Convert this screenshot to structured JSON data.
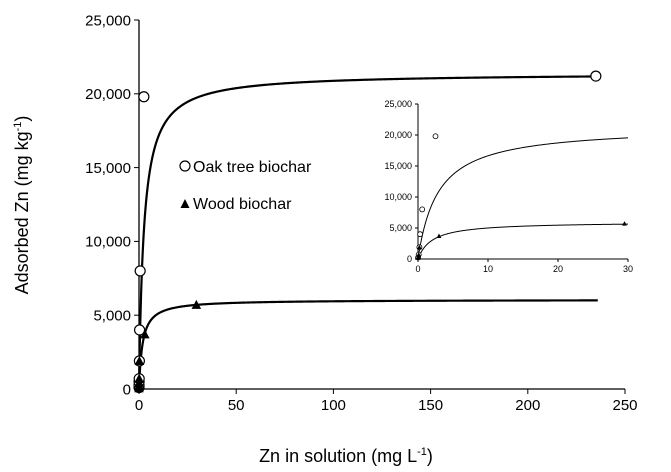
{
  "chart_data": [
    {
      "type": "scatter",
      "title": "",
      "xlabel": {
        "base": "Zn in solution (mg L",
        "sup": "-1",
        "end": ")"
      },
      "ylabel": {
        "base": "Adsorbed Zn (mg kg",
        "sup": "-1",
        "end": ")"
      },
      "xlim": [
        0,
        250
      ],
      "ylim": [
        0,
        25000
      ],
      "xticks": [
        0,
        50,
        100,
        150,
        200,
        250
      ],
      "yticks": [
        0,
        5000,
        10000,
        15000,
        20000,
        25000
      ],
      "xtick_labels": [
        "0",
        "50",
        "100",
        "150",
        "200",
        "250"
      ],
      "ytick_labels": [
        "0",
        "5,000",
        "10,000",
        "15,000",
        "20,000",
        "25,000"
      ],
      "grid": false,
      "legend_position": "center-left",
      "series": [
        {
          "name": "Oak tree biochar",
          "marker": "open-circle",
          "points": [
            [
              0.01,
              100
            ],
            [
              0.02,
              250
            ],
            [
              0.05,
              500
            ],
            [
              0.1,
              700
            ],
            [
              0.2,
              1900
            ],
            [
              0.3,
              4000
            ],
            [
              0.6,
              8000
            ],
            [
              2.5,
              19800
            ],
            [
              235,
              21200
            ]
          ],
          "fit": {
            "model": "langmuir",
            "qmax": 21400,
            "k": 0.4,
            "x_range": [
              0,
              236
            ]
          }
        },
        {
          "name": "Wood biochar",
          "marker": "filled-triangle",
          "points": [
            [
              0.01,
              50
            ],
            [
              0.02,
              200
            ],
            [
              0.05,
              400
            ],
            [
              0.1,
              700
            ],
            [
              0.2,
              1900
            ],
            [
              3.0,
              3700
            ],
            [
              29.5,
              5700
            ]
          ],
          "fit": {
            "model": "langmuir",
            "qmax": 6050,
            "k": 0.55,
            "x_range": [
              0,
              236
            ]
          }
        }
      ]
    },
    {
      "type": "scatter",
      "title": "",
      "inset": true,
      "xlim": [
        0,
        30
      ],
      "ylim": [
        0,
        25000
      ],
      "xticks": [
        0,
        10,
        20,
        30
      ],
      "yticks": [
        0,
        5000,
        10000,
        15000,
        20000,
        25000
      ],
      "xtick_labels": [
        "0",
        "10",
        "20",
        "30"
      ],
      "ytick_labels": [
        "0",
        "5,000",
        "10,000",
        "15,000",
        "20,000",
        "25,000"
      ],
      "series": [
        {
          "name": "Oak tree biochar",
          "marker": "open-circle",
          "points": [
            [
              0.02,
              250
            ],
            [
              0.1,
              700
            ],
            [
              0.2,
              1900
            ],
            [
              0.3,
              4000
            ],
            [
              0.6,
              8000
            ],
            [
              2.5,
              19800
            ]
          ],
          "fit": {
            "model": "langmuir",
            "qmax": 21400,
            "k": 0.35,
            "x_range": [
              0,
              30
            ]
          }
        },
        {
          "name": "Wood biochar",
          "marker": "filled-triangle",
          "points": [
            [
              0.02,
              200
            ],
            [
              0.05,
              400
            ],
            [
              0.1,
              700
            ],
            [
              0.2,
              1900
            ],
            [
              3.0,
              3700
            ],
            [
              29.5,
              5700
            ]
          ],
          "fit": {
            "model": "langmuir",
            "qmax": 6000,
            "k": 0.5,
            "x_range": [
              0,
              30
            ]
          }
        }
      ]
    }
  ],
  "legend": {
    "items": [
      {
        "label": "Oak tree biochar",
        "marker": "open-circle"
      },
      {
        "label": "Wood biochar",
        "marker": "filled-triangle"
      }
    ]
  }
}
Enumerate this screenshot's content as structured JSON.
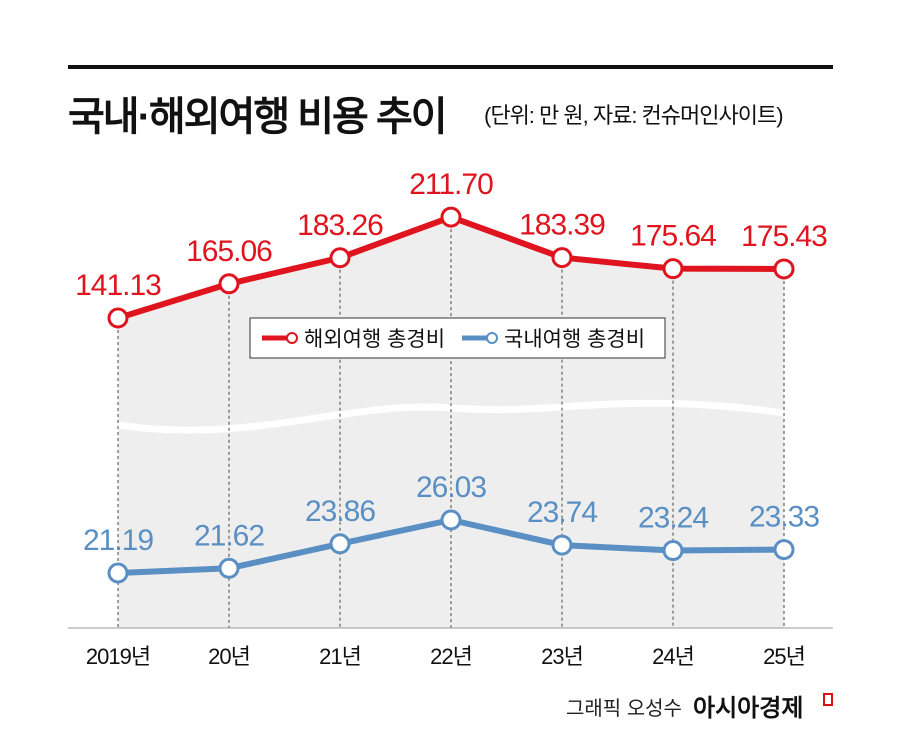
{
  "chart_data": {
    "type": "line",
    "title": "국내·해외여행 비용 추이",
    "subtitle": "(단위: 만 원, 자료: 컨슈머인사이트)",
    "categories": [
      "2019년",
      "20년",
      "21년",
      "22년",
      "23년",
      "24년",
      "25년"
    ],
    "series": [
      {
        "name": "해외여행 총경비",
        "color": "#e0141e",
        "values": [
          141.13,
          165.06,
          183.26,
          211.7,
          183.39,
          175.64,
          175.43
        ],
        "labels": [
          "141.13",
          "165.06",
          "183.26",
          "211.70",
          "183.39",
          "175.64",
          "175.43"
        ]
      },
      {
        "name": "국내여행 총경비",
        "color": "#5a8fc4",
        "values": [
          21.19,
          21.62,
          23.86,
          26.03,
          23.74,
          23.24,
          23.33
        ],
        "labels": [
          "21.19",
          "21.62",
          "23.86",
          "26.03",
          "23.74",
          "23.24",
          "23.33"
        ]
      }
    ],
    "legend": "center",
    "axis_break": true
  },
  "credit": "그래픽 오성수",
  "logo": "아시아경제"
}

□ □ □ □

(EXERCISE):
Make an exact copy of the data above, pictures excluded.

(REPLY TO THE TASK):
Convert this screenshot to structured JSON data.
{
  "chart_data": [
    {
      "type": "scatter",
      "title": "",
      "xlabel": {
        "base": "Zn in solution (mg L",
        "sup": "-1",
        "end": ")"
      },
      "ylabel": {
        "base": "Adsorbed Zn (mg kg",
        "sup": "-1",
        "end": ")"
      },
      "xlim": [
        0,
        250
      ],
      "ylim": [
        0,
        25000
      ],
      "xticks": [
        0,
        50,
        100,
        150,
        200,
        250
      ],
      "yticks": [
        0,
        5000,
        10000,
        15000,
        20000,
        25000
      ],
      "xtick_labels": [
        "0",
        "50",
        "100",
        "150",
        "200",
        "250"
      ],
      "ytick_labels": [
        "0",
        "5,000",
        "10,000",
        "15,000",
        "20,000",
        "25,000"
      ],
      "grid": false,
      "legend_position": "center-left",
      "series": [
        {
          "name": "Oak tree biochar",
          "marker": "open-circle",
          "points": [
            [
              0.01,
              100
            ],
            [
              0.02,
              250
            ],
            [
              0.05,
              500
            ],
            [
              0.1,
              700
            ],
            [
              0.2,
              1900
            ],
            [
              0.3,
              4000
            ],
            [
              0.6,
              8000
            ],
            [
              2.5,
              19800
            ],
            [
              235,
              21200
            ]
          ],
          "fit": {
            "model": "langmuir",
            "qmax": 21400,
            "k": 0.4,
            "x_range": [
              0,
              236
            ]
          }
        },
        {
          "name": "Wood biochar",
          "marker": "filled-triangle",
          "points": [
            [
              0.01,
              50
            ],
            [
              0.02,
              200
            ],
            [
              0.05,
              400
            ],
            [
              0.1,
              700
            ],
            [
              0.2,
              1900
            ],
            [
              3.0,
              3700
            ],
            [
              29.5,
              5700
            ]
          ],
          "fit": {
            "model": "langmuir",
            "qmax": 6050,
            "k": 0.55,
            "x_range": [
              0,
              236
            ]
          }
        }
      ]
    },
    {
      "type": "scatter",
      "title": "",
      "inset": true,
      "xlim": [
        0,
        30
      ],
      "ylim": [
        0,
        25000
      ],
      "xticks": [
        0,
        10,
        20,
        30
      ],
      "yticks": [
        0,
        5000,
        10000,
        15000,
        20000,
        25000
      ],
      "xtick_labels": [
        "0",
        "10",
        "20",
        "30"
      ],
      "ytick_labels": [
        "0",
        "5,000",
        "10,000",
        "15,000",
        "20,000",
        "25,000"
      ],
      "series": [
        {
          "name": "Oak tree biochar",
          "marker": "open-circle",
          "points": [
            [
              0.02,
              250
            ],
            [
              0.1,
              700
            ],
            [
              0.2,
              1900
            ],
            [
              0.3,
              4000
            ],
            [
              0.6,
              8000
            ],
            [
              2.5,
              19800
            ]
          ],
          "fit": {
            "model": "langmuir",
            "qmax": 21400,
            "k": 0.35,
            "x_range": [
              0,
              30
            ]
          }
        },
        {
          "name": "Wood biochar",
          "marker": "filled-triangle",
          "points": [
            [
              0.02,
              200
            ],
            [
              0.05,
              400
            ],
            [
              0.1,
              700
            ],
            [
              0.2,
              1900
            ],
            [
              3.0,
              3700
            ],
            [
              29.5,
              5700
            ]
          ],
          "fit": {
            "model": "langmuir",
            "qmax": 6000,
            "k": 0.5,
            "x_range": [
              0,
              30
            ]
          }
        }
      ]
    }
  ],
  "legend": {
    "items": [
      {
        "label": "Oak tree biochar",
        "marker": "open-circle"
      },
      {
        "label": "Wood biochar",
        "marker": "filled-triangle"
      }
    ]
  }
}
Enumerate this screenshot's content as structured JSON.
{
  "chart_data": {
    "type": "line",
    "title": "국내·해외여행 비용 추이",
    "subtitle": "(단위: 만 원, 자료: 컨슈머인사이트)",
    "categories": [
      "2019년",
      "20년",
      "21년",
      "22년",
      "23년",
      "24년",
      "25년"
    ],
    "series": [
      {
        "name": "해외여행 총경비",
        "color": "#e0141e",
        "values": [
          141.13,
          165.06,
          183.26,
          211.7,
          183.39,
          175.64,
          175.43
        ],
        "labels": [
          "141.13",
          "165.06",
          "183.26",
          "211.70",
          "183.39",
          "175.64",
          "175.43"
        ]
      },
      {
        "name": "국내여행 총경비",
        "color": "#5a8fc4",
        "values": [
          21.19,
          21.62,
          23.86,
          26.03,
          23.74,
          23.24,
          23.33
        ],
        "labels": [
          "21.19",
          "21.62",
          "23.86",
          "26.03",
          "23.74",
          "23.24",
          "23.33"
        ]
      }
    ],
    "legend": "center",
    "axis_break": true
  },
  "credit": "그래픽 오성수",
  "logo": "아시아경제"
}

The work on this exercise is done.